## PROBLEM REQUIREMENTS
Take the entries below and print all of them exactly, please.

[Dataset records]
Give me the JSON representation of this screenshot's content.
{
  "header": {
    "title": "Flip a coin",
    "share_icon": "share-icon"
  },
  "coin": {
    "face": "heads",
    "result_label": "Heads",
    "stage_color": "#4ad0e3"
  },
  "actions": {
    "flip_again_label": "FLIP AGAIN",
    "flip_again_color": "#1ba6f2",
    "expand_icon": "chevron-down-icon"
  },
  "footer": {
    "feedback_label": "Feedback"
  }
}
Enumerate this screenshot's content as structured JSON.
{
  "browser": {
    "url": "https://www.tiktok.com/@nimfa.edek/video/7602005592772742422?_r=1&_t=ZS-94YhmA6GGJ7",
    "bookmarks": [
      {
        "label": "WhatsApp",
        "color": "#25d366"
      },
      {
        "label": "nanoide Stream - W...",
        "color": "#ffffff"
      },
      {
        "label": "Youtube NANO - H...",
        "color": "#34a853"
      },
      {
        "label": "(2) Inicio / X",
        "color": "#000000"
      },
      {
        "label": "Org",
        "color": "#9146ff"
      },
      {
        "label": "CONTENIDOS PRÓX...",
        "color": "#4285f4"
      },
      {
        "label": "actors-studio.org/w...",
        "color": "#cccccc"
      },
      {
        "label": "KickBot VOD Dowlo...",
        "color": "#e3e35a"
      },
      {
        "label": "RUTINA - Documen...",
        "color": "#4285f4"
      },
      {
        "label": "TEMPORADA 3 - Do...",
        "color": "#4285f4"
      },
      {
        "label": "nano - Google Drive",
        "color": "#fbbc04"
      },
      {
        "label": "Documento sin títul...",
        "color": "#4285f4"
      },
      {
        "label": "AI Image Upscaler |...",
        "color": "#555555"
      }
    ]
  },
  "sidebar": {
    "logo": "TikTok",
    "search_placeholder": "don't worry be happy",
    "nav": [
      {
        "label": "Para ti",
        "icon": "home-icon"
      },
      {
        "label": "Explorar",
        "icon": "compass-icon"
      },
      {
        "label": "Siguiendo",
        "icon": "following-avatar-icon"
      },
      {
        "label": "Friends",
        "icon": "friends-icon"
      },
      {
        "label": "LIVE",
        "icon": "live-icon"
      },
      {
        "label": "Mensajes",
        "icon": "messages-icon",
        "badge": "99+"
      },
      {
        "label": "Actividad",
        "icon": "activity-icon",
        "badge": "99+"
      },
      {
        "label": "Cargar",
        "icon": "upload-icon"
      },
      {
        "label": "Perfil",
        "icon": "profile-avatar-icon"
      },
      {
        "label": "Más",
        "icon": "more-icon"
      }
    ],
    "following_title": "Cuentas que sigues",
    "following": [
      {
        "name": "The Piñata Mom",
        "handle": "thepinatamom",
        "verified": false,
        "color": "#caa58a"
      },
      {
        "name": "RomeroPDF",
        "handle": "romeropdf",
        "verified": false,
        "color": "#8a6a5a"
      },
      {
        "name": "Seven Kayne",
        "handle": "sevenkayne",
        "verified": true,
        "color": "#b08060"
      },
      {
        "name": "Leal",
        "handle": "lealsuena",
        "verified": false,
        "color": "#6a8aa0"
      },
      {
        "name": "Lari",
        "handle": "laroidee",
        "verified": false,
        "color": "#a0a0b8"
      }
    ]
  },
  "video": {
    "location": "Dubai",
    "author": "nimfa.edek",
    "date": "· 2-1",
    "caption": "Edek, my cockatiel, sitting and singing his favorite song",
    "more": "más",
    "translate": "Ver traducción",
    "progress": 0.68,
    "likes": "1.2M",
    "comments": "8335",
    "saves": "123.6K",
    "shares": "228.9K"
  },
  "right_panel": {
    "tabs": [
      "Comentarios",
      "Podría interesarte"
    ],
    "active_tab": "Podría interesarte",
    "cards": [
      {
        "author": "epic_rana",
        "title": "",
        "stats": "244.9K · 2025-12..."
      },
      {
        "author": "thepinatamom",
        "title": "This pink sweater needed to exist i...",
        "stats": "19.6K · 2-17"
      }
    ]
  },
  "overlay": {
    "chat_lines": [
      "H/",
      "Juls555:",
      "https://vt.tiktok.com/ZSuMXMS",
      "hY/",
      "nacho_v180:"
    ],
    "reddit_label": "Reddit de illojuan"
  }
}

## FINAL ANSWER
Give me the JSON representation of this screenshot's content.
{
  "header": {
    "title": "Flip a coin",
    "share_icon": "share-icon"
  },
  "coin": {
    "face": "heads",
    "result_label": "Heads",
    "stage_color": "#4ad0e3"
  },
  "actions": {
    "flip_again_label": "FLIP AGAIN",
    "flip_again_color": "#1ba6f2",
    "expand_icon": "chevron-down-icon"
  },
  "footer": {
    "feedback_label": "Feedback"
  }
}
Enumerate this screenshot's content as structured JSON.
{
  "browser": {
    "url": "https://www.tiktok.com/@nimfa.edek/video/7602005592772742422?_r=1&_t=ZS-94YhmA6GGJ7",
    "bookmarks": [
      {
        "label": "WhatsApp",
        "color": "#25d366"
      },
      {
        "label": "nanoide Stream - W...",
        "color": "#ffffff"
      },
      {
        "label": "Youtube NANO - H...",
        "color": "#34a853"
      },
      {
        "label": "(2) Inicio / X",
        "color": "#000000"
      },
      {
        "label": "Org",
        "color": "#9146ff"
      },
      {
        "label": "CONTENIDOS PRÓX...",
        "color": "#4285f4"
      },
      {
        "label": "actors-studio.org/w...",
        "color": "#cccccc"
      },
      {
        "label": "KickBot VOD Dowlo...",
        "color": "#e3e35a"
      },
      {
        "label": "RUTINA - Documen...",
        "color": "#4285f4"
      },
      {
        "label": "TEMPORADA 3 - Do...",
        "color": "#4285f4"
      },
      {
        "label": "nano - Google Drive",
        "color": "#fbbc04"
      },
      {
        "label": "Documento sin títul...",
        "color": "#4285f4"
      },
      {
        "label": "AI Image Upscaler |...",
        "color": "#555555"
      }
    ]
  },
  "sidebar": {
    "logo": "TikTok",
    "search_placeholder": "don't worry be happy",
    "nav": [
      {
        "label": "Para ti",
        "icon": "home-icon"
      },
      {
        "label": "Explorar",
        "icon": "compass-icon"
      },
      {
        "label": "Siguiendo",
        "icon": "following-avatar-icon"
      },
      {
        "label": "Friends",
        "icon": "friends-icon"
      },
      {
        "label": "LIVE",
        "icon": "live-icon"
      },
      {
        "label": "Mensajes",
        "icon": "messages-icon",
        "badge": "99+"
      },
      {
        "label": "Actividad",
        "icon": "activity-icon",
        "badge": "99+"
      },
      {
        "label": "Cargar",
        "icon": "upload-icon"
      },
      {
        "label": "Perfil",
        "icon": "profile-avatar-icon"
      },
      {
        "label": "Más",
        "icon": "more-icon"
      }
    ],
    "following_title": "Cuentas que sigues",
    "following": [
      {
        "name": "The Piñata Mom",
        "handle": "thepinatamom",
        "verified": false,
        "color": "#caa58a"
      },
      {
        "name": "RomeroPDF",
        "handle": "romeropdf",
        "verified": false,
        "color": "#8a6a5a"
      },
      {
        "name": "Seven Kayne",
        "handle": "sevenkayne",
        "verified": true,
        "color": "#b08060"
      },
      {
        "name": "Leal",
        "handle": "lealsuena",
        "verified": false,
        "color": "#6a8aa0"
      },
      {
        "name": "Lari",
        "handle": "laroidee",
        "verified": false,
        "color": "#a0a0b8"
      }
    ]
  },
  "video": {
    "location": "Dubai",
    "author": "nimfa.edek",
    "date": "· 2-1",
    "caption": "Edek, my cockatiel, sitting and singing his favorite song",
    "more": "más",
    "translate": "Ver traducción",
    "progress": 0.68,
    "likes": "1.2M",
    "comments": "8335",
    "saves": "123.6K",
    "shares": "228.9K"
  },
  "right_panel": {
    "tabs": [
      "Comentarios",
      "Podría interesarte"
    ],
    "active_tab": "Podría interesarte",
    "cards": [
      {
        "author": "epic_rana",
        "title": "",
        "stats": "244.9K · 2025-12..."
      },
      {
        "author": "thepinatamom",
        "title": "This pink sweater needed to exist i...",
        "stats": "19.6K · 2-17"
      }
    ]
  },
  "overlay": {
    "chat_lines": [
      "H/",
      "Juls555:",
      "https://vt.tiktok.com/ZSuMXMS",
      "hY/",
      "nacho_v180:"
    ],
    "reddit_label": "Reddit de illojuan"
  }
}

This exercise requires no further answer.